What to produce. Reproduce the records below verbatim, keeping every line and its order unchanged.
=== Provided records ===
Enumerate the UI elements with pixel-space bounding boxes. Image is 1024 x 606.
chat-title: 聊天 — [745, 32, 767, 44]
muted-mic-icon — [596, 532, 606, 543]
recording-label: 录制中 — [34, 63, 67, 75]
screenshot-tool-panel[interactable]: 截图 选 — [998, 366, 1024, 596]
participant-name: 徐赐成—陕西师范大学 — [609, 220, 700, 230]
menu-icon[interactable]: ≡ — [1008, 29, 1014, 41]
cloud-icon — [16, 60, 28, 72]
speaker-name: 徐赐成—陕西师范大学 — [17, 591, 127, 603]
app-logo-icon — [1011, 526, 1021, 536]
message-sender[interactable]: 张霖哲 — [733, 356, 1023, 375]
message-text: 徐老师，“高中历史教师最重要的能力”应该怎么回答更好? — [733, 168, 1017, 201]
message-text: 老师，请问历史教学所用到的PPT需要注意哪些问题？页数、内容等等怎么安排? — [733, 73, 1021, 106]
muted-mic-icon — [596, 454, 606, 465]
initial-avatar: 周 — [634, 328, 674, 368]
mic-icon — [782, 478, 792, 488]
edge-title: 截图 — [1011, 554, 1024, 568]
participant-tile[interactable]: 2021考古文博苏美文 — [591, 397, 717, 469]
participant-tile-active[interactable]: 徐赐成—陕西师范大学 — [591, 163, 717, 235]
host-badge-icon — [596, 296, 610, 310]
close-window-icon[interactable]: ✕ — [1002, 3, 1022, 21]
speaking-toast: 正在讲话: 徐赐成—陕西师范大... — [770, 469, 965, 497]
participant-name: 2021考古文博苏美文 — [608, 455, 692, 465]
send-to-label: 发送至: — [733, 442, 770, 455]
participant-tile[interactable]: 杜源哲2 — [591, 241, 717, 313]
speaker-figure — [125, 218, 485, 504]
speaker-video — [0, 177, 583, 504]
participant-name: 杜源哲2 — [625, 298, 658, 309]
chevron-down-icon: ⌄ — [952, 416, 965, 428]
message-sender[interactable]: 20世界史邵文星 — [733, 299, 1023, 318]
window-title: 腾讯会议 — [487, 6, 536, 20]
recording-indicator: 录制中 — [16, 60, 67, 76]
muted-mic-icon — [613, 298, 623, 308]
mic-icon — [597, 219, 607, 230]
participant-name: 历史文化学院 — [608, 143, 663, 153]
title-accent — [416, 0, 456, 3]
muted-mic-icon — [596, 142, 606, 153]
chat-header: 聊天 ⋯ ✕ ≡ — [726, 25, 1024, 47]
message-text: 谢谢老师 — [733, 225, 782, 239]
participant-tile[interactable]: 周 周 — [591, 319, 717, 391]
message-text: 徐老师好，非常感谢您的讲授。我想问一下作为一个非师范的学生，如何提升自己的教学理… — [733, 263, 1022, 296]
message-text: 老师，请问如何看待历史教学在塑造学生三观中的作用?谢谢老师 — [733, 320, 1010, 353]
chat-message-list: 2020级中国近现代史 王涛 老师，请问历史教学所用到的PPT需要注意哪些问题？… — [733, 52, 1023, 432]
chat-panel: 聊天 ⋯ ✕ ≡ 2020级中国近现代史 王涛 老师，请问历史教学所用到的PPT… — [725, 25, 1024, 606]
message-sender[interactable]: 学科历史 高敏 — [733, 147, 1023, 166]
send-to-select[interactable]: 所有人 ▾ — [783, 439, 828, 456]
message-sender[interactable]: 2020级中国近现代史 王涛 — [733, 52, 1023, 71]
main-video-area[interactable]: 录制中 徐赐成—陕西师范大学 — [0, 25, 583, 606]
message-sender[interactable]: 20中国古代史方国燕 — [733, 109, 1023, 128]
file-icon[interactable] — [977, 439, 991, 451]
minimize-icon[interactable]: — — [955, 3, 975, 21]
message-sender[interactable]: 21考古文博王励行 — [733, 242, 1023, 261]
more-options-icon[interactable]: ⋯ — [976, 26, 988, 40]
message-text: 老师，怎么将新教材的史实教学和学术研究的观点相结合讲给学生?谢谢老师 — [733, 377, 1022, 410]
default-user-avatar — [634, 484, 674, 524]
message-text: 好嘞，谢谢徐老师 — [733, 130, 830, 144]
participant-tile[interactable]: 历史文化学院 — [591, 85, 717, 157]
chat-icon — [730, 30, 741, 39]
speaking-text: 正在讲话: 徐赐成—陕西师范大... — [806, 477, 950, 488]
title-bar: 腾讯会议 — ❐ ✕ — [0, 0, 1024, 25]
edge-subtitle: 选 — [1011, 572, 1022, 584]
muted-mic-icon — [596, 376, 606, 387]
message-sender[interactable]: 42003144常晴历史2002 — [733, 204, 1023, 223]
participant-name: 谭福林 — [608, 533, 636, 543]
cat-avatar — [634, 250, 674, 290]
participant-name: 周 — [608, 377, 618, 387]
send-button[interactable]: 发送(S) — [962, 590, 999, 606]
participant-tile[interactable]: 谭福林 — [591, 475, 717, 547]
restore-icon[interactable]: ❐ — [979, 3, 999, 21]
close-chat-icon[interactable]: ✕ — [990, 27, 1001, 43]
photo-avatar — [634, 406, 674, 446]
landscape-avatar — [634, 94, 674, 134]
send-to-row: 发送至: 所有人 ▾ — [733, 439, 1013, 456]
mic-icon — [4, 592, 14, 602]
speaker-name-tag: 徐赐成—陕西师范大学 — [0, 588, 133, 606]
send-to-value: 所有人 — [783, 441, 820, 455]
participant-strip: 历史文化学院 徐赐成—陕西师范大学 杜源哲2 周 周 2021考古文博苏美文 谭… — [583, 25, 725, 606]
===
Full answer.
Enumerate the UI elements with pixel-space bounding boxes. Image is 1024 x 606.
chat-title: 聊天 — [745, 32, 767, 44]
muted-mic-icon — [596, 532, 606, 543]
recording-label: 录制中 — [34, 63, 67, 75]
screenshot-tool-panel[interactable]: 截图 选 — [998, 366, 1024, 596]
participant-name: 徐赐成—陕西师范大学 — [609, 220, 700, 230]
menu-icon[interactable]: ≡ — [1008, 29, 1014, 41]
cloud-icon — [16, 60, 28, 72]
speaker-name: 徐赐成—陕西师范大学 — [17, 591, 127, 603]
app-logo-icon — [1011, 526, 1021, 536]
message-sender[interactable]: 张霖哲 — [733, 356, 1023, 375]
message-text: 徐老师，“高中历史教师最重要的能力”应该怎么回答更好? — [733, 168, 1017, 201]
message-text: 老师，请问历史教学所用到的PPT需要注意哪些问题？页数、内容等等怎么安排? — [733, 73, 1021, 106]
muted-mic-icon — [596, 454, 606, 465]
initial-avatar: 周 — [634, 328, 674, 368]
mic-icon — [782, 478, 792, 488]
edge-title: 截图 — [1011, 554, 1024, 568]
participant-tile[interactable]: 2021考古文博苏美文 — [591, 397, 717, 469]
participant-tile-active[interactable]: 徐赐成—陕西师范大学 — [591, 163, 717, 235]
host-badge-icon — [596, 296, 610, 310]
close-window-icon[interactable]: ✕ — [1002, 3, 1022, 21]
speaking-toast: 正在讲话: 徐赐成—陕西师范大... — [770, 469, 965, 497]
participant-name: 2021考古文博苏美文 — [608, 455, 692, 465]
send-to-label: 发送至: — [733, 442, 770, 455]
participant-tile[interactable]: 杜源哲2 — [591, 241, 717, 313]
speaker-figure — [125, 218, 485, 504]
speaker-video — [0, 177, 583, 504]
participant-name: 杜源哲2 — [625, 298, 658, 309]
chevron-down-icon: ⌄ — [952, 416, 965, 428]
message-sender[interactable]: 20世界史邵文星 — [733, 299, 1023, 318]
window-title: 腾讯会议 — [487, 6, 536, 20]
recording-indicator: 录制中 — [16, 60, 67, 76]
muted-mic-icon — [613, 298, 623, 308]
mic-icon — [597, 219, 607, 230]
participant-name: 历史文化学院 — [608, 143, 663, 153]
title-accent — [416, 0, 456, 3]
muted-mic-icon — [596, 142, 606, 153]
chat-header: 聊天 ⋯ ✕ ≡ — [726, 25, 1024, 47]
message-text: 谢谢老师 — [733, 225, 782, 239]
participant-tile[interactable]: 周 周 — [591, 319, 717, 391]
message-text: 徐老师好，非常感谢您的讲授。我想问一下作为一个非师范的学生，如何提升自己的教学理… — [733, 263, 1022, 296]
message-text: 老师，请问如何看待历史教学在塑造学生三观中的作用?谢谢老师 — [733, 320, 1010, 353]
chat-message-list: 2020级中国近现代史 王涛 老师，请问历史教学所用到的PPT需要注意哪些问题？… — [733, 52, 1023, 432]
chat-panel: 聊天 ⋯ ✕ ≡ 2020级中国近现代史 王涛 老师，请问历史教学所用到的PPT… — [725, 25, 1024, 606]
message-sender[interactable]: 学科历史 高敏 — [733, 147, 1023, 166]
send-to-select[interactable]: 所有人 ▾ — [783, 439, 828, 456]
message-sender[interactable]: 2020级中国近现代史 王涛 — [733, 52, 1023, 71]
main-video-area[interactable]: 录制中 徐赐成—陕西师范大学 — [0, 25, 583, 606]
message-sender[interactable]: 20中国古代史方国燕 — [733, 109, 1023, 128]
file-icon[interactable] — [977, 439, 991, 451]
minimize-icon[interactable]: — — [955, 3, 975, 21]
message-sender[interactable]: 21考古文博王励行 — [733, 242, 1023, 261]
more-options-icon[interactable]: ⋯ — [976, 26, 988, 40]
message-text: 老师，怎么将新教材的史实教学和学术研究的观点相结合讲给学生?谢谢老师 — [733, 377, 1022, 410]
default-user-avatar — [634, 484, 674, 524]
message-text: 好嘞，谢谢徐老师 — [733, 130, 830, 144]
participant-tile[interactable]: 历史文化学院 — [591, 85, 717, 157]
chat-icon — [730, 30, 741, 39]
speaking-text: 正在讲话: 徐赐成—陕西师范大... — [806, 477, 950, 488]
title-bar: 腾讯会议 — ❐ ✕ — [0, 0, 1024, 25]
edge-subtitle: 选 — [1011, 572, 1022, 584]
muted-mic-icon — [596, 376, 606, 387]
message-sender[interactable]: 42003144常晴历史2002 — [733, 204, 1023, 223]
participant-name: 谭福林 — [608, 533, 636, 543]
cat-avatar — [634, 250, 674, 290]
participant-name: 周 — [608, 377, 618, 387]
send-button[interactable]: 发送(S) — [962, 590, 999, 606]
participant-tile[interactable]: 谭福林 — [591, 475, 717, 547]
restore-icon[interactable]: ❐ — [979, 3, 999, 21]
close-chat-icon[interactable]: ✕ — [990, 27, 1001, 43]
photo-avatar — [634, 406, 674, 446]
landscape-avatar — [634, 94, 674, 134]
send-to-row: 发送至: 所有人 ▾ — [733, 439, 1013, 456]
mic-icon — [4, 592, 14, 602]
speaker-name-tag: 徐赐成—陕西师范大学 — [0, 588, 133, 606]
send-to-value: 所有人 — [783, 441, 820, 455]
participant-strip: 历史文化学院 徐赐成—陕西师范大学 杜源哲2 周 周 2021考古文博苏美文 谭… — [583, 25, 725, 606]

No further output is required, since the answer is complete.